Written task:
Print the lines of the listing below from the one containing "environment-heading: BESCHERMING VAN" through the one containing "codecard-paragraph: Bewaar deze", both included, with every line unchanged.

Data provided:
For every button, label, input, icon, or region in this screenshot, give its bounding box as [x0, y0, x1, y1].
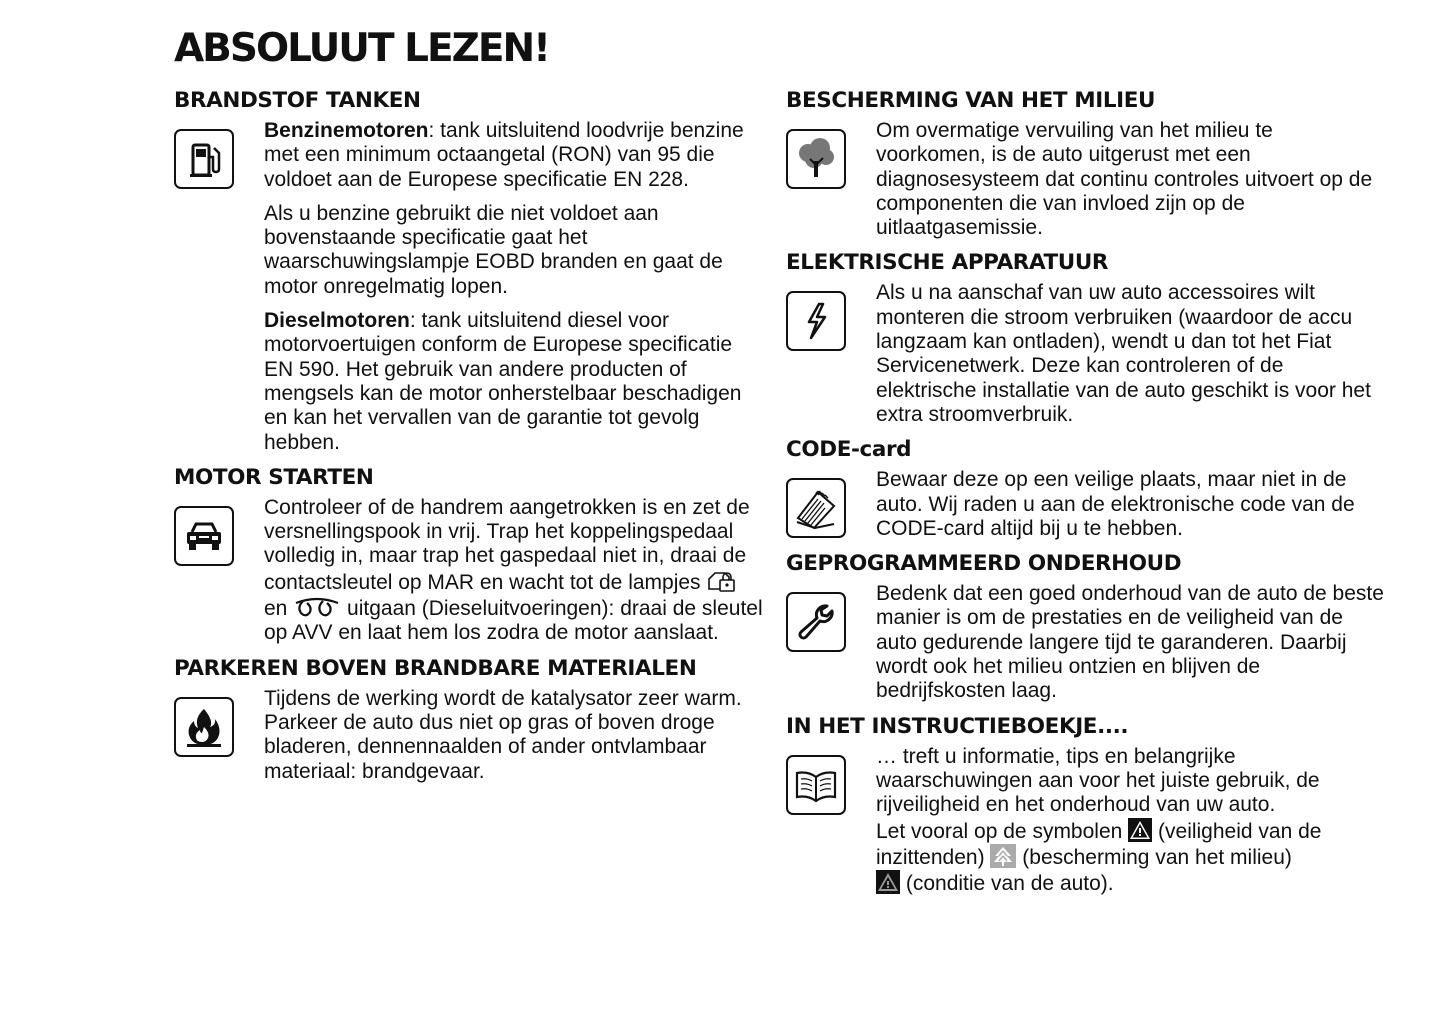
environment-heading: BESCHERMING VAN HET MILIEU [786, 88, 1156, 113]
manual-text-a: … treft u informatie, tips en belangrijke waarschuwingen aan voor het juiste gebruik, de rijveiligheid en het onderhoud van uw auto. [876, 744, 1320, 817]
car-front-icon [174, 506, 234, 566]
right-column [786, 88, 1386, 906]
left-column [174, 88, 764, 794]
open-book-icon [786, 755, 846, 815]
fuel-heading: BRANDSTOF TANKEN [174, 88, 421, 113]
code-card-icon [786, 478, 846, 538]
environment-section [786, 119, 1386, 240]
start-section [174, 496, 764, 646]
immobilizer-lamp-icon [706, 569, 740, 593]
start-heading: MOTOR STARTEN [174, 464, 374, 490]
environment-paragraph: Om overmatige vervuiling van het milieu te voorkomen, is de auto uitgerust met een diagnosesysteem dat continu controles uitvoert op de componenten die van invloed zijn op de uitlaatgasemissie. [876, 119, 1373, 240]
page-title: ABSOLUUT LEZEN! [174, 26, 549, 71]
fuel-diesel-paragraph [264, 309, 764, 455]
start-paragraph [264, 496, 764, 646]
parking-paragraph: Tijdens de werking wordt de katalysator zeer warm. Parkeer de auto dus niet op gras of boven droge bladeren, dennennaalden of ander ontvlambaar materiaal: brandgevaar. [264, 686, 742, 783]
electrical-paragraph: Als u na aanschaf van uw auto accessoires wilt monteren die stroom verbruiken (waardoor de accu langzaam kan ontladen), wendt u dan tot het Fiat Servicenetwerk. Deze kan controleren of de elektrische installatie van de auto geschikt is voor het extra stroomverbruik. [876, 281, 1371, 426]
codecard-section [786, 468, 1386, 541]
wrench-icon [786, 592, 846, 652]
flame-icon [174, 697, 234, 757]
codecard-paragraph: Bewaar deze op een veilige plaats, maar niet in de auto. Wij raden u aan de elektronische code van de CODE-card altijd bij u te hebben. [876, 468, 1355, 540]
manual-heading: IN HET INSTRUCTIEBOEKJE.... [786, 713, 1129, 739]
maintenance-heading: GEPROGRAMMEERD ONDERHOUD [786, 551, 1182, 577]
start-text-c: uitgaan (Dieseluitvoeringen): draai de sleutel op AVV en laat hem los zodra de motor aanslaat. [264, 597, 763, 645]
lightning-icon [786, 291, 846, 351]
manual-paragraph [876, 745, 1386, 897]
parking-section [174, 687, 764, 784]
start-text-b: en [264, 597, 288, 621]
codecard-heading: CODE-card [786, 437, 912, 463]
fuel-petrol-paragraph [264, 119, 764, 192]
manual-section [786, 745, 1386, 897]
fuel-pump-icon [174, 129, 234, 189]
fuel-section [174, 119, 764, 455]
electrical-section [786, 281, 1386, 427]
electrical-heading: ELEKTRISCHE APPARATUUR [786, 250, 1109, 276]
warning-vehicle-icon [876, 870, 900, 894]
manual-text-d: (bescherming van het milieu) [1022, 845, 1292, 869]
parking-heading: PARKEREN BOVEN BRANDBARE MATERIALEN [174, 655, 697, 681]
fuel-petrol-text: : tank uitsluitend loodvrije benzine met een minimum octaangetal (RON) van 95 die voldoet aan de Europese specificatie EN 228. [264, 119, 744, 191]
start-text-a: Controleer of de handrem aangetrokken is en zet de versnellingspook in vrij. Trap het koppelingspedaal volledig in, maar trap het gaspedaal niet in, draai de contactsleutel op MAR en wacht tot de lampjes [264, 495, 750, 594]
tree-icon [786, 129, 846, 189]
manual-text-c: (veiligheid van de inzittenden) [876, 819, 1322, 869]
manual-text-e: (conditie van de auto). [905, 872, 1114, 896]
manual-text-b: Let vooral op de symbolen [876, 819, 1123, 843]
maintenance-paragraph: Bedenk dat een goed onderhoud van de auto de beste manier is om de prestaties en de veiligheid van de auto gedurende langere tijd te garanderen. Daarbij wordt ook het milieu ontzien en blijven de bedrijfskosten laag. [876, 582, 1384, 703]
maintenance-section [786, 582, 1386, 703]
warning-safety-icon [1128, 818, 1152, 842]
fuel-warning-paragraph: Als u benzine gebruikt die niet voldoet aan bovenstaande specificatie gaat het waarschuwingslampje EOBD branden en gaat de motor onregelmatig lopen. [264, 201, 723, 298]
fuel-diesel-label: Dieselmotoren [264, 309, 410, 333]
environment-symbol-icon [990, 844, 1016, 868]
fuel-diesel-text: : tank uitsluitend diesel voor motorvoertuigen conform de Europese specificatie EN 590. Het gebruik van andere producten of mengsels kan de motor onherstelbaar beschadigen en kan het vervallen van de garantie tot gevolg hebben. [264, 309, 742, 454]
glow-plug-lamp-icon [293, 595, 341, 619]
fuel-petrol-label: Benzinemotoren [264, 119, 429, 142]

Result of this task:
environment-heading: BESCHERMING VAN HET MILIEU [786, 88, 1156, 113]
manual-text-a: … treft u informatie, tips en belangrijke waarschuwingen aan voor het juiste gebruik, de rijveiligheid en het onderhoud van uw auto. [876, 744, 1320, 817]
car-front-icon [174, 506, 234, 566]
right-column [786, 88, 1386, 906]
left-column [174, 88, 764, 794]
open-book-icon [786, 755, 846, 815]
fuel-heading: BRANDSTOF TANKEN [174, 88, 421, 113]
code-card-icon [786, 478, 846, 538]
environment-section [786, 119, 1386, 240]
start-section [174, 496, 764, 646]
immobilizer-lamp-icon [706, 569, 740, 593]
start-heading: MOTOR STARTEN [174, 464, 374, 490]
environment-paragraph: Om overmatige vervuiling van het milieu te voorkomen, is de auto uitgerust met een diagnosesysteem dat continu controles uitvoert op de componenten die van invloed zijn op de uitlaatgasemissie. [876, 119, 1373, 240]
page-title: ABSOLUUT LEZEN! [174, 26, 549, 71]
fuel-diesel-paragraph [264, 309, 764, 455]
start-paragraph [264, 496, 764, 646]
parking-paragraph: Tijdens de werking wordt de katalysator zeer warm. Parkeer de auto dus niet op gras of boven droge bladeren, dennennaalden of ander ontvlambaar materiaal: brandgevaar. [264, 686, 742, 783]
electrical-paragraph: Als u na aanschaf van uw auto accessoires wilt monteren die stroom verbruiken (waardoor de accu langzaam kan ontladen), wendt u dan tot het Fiat Servicenetwerk. Deze kan controleren of de elektrische installatie van de auto geschikt is voor het extra stroomverbruik. [876, 281, 1371, 426]
codecard-section [786, 468, 1386, 541]
wrench-icon [786, 592, 846, 652]
flame-icon [174, 697, 234, 757]
codecard-paragraph: Bewaar deze op een veilige plaats, maar niet in de auto. Wij raden u aan de elektronische code van de CODE-card altijd bij u te hebben. [876, 468, 1355, 540]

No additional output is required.